### TASK STATEMENT
Can you write out the lines below again, replacing each "legend-label" with "legend-entry" and leaving everything else unchanged?

### DATA EXTRACT
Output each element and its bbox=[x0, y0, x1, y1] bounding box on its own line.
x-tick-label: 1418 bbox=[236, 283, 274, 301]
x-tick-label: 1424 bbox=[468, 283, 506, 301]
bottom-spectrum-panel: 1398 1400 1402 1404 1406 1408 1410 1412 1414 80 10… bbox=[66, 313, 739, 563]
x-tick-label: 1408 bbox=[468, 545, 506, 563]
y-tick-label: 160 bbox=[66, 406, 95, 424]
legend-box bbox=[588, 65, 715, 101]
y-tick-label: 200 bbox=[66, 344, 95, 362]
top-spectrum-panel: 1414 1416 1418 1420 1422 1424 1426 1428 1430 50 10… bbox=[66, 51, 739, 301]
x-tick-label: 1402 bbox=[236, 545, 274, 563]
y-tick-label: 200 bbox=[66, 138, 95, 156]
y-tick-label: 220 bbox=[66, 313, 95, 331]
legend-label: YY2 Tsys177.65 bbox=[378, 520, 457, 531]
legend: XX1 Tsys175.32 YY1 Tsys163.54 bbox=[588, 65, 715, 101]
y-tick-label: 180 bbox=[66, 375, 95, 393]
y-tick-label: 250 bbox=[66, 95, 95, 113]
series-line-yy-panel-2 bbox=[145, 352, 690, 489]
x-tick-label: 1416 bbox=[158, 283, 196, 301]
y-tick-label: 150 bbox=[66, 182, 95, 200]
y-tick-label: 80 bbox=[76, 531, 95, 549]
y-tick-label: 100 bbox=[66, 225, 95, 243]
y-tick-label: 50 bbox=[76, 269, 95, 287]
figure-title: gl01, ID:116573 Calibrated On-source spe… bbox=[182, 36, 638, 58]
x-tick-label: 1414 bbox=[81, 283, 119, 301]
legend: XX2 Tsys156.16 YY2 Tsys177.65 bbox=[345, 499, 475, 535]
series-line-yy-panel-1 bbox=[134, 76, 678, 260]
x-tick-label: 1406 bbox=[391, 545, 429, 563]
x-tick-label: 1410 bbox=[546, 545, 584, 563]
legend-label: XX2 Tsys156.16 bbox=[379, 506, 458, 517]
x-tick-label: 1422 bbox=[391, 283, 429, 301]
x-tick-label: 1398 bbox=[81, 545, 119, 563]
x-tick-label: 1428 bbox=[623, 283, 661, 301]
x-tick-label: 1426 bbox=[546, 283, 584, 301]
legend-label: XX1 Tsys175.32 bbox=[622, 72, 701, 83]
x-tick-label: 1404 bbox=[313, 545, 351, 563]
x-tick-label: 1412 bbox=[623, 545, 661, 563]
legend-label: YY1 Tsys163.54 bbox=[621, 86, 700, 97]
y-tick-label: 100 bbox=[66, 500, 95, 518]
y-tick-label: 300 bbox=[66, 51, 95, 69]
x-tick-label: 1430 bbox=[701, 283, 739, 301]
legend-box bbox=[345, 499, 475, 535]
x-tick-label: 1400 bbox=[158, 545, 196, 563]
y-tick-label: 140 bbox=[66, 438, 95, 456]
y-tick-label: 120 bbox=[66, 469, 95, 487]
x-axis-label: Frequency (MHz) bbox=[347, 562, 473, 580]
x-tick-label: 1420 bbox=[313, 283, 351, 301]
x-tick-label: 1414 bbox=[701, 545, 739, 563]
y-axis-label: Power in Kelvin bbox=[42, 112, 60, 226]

### WRITTEN SOLUTION
Output each element and its bbox=[x0, y0, x1, y1] bounding box on its own line.
x-tick-label: 1418 bbox=[236, 283, 274, 301]
x-tick-label: 1424 bbox=[468, 283, 506, 301]
bottom-spectrum-panel: 1398 1400 1402 1404 1406 1408 1410 1412 1414 80 10… bbox=[66, 313, 739, 563]
x-tick-label: 1408 bbox=[468, 545, 506, 563]
y-tick-label: 160 bbox=[66, 406, 95, 424]
legend-box bbox=[588, 65, 715, 101]
y-tick-label: 200 bbox=[66, 344, 95, 362]
top-spectrum-panel: 1414 1416 1418 1420 1422 1424 1426 1428 1430 50 10… bbox=[66, 51, 739, 301]
x-tick-label: 1402 bbox=[236, 545, 274, 563]
y-tick-label: 200 bbox=[66, 138, 95, 156]
y-tick-label: 220 bbox=[66, 313, 95, 331]
legend-entry: YY2 Tsys177.65 bbox=[378, 520, 457, 531]
legend: XX1 Tsys175.32 YY1 Tsys163.54 bbox=[588, 65, 715, 101]
y-tick-label: 180 bbox=[66, 375, 95, 393]
y-tick-label: 250 bbox=[66, 95, 95, 113]
series-line-yy-panel-2 bbox=[145, 352, 690, 489]
x-tick-label: 1416 bbox=[158, 283, 196, 301]
y-tick-label: 150 bbox=[66, 182, 95, 200]
y-tick-label: 80 bbox=[76, 531, 95, 549]
y-tick-label: 100 bbox=[66, 225, 95, 243]
y-tick-label: 50 bbox=[76, 269, 95, 287]
figure-title: gl01, ID:116573 Calibrated On-source spe… bbox=[182, 36, 638, 58]
x-tick-label: 1414 bbox=[81, 283, 119, 301]
legend: XX2 Tsys156.16 YY2 Tsys177.65 bbox=[345, 499, 475, 535]
series-line-yy-panel-1 bbox=[134, 76, 678, 260]
x-tick-label: 1406 bbox=[391, 545, 429, 563]
x-tick-label: 1410 bbox=[546, 545, 584, 563]
legend-entry: XX2 Tsys156.16 bbox=[379, 506, 458, 517]
x-tick-label: 1422 bbox=[391, 283, 429, 301]
x-tick-label: 1398 bbox=[81, 545, 119, 563]
x-tick-label: 1428 bbox=[623, 283, 661, 301]
x-tick-label: 1426 bbox=[546, 283, 584, 301]
legend-entry: XX1 Tsys175.32 bbox=[622, 72, 701, 83]
x-tick-label: 1404 bbox=[313, 545, 351, 563]
x-tick-label: 1412 bbox=[623, 545, 661, 563]
legend-entry: YY1 Tsys163.54 bbox=[621, 86, 700, 97]
y-tick-label: 100 bbox=[66, 500, 95, 518]
y-tick-label: 300 bbox=[66, 51, 95, 69]
x-tick-label: 1430 bbox=[701, 283, 739, 301]
legend-box bbox=[345, 499, 475, 535]
x-tick-label: 1400 bbox=[158, 545, 196, 563]
y-tick-label: 140 bbox=[66, 438, 95, 456]
y-tick-label: 120 bbox=[66, 469, 95, 487]
x-axis-label: Frequency (MHz) bbox=[347, 562, 473, 580]
x-tick-label: 1420 bbox=[313, 283, 351, 301]
x-tick-label: 1414 bbox=[701, 545, 739, 563]
y-axis-label: Power in Kelvin bbox=[42, 112, 60, 226]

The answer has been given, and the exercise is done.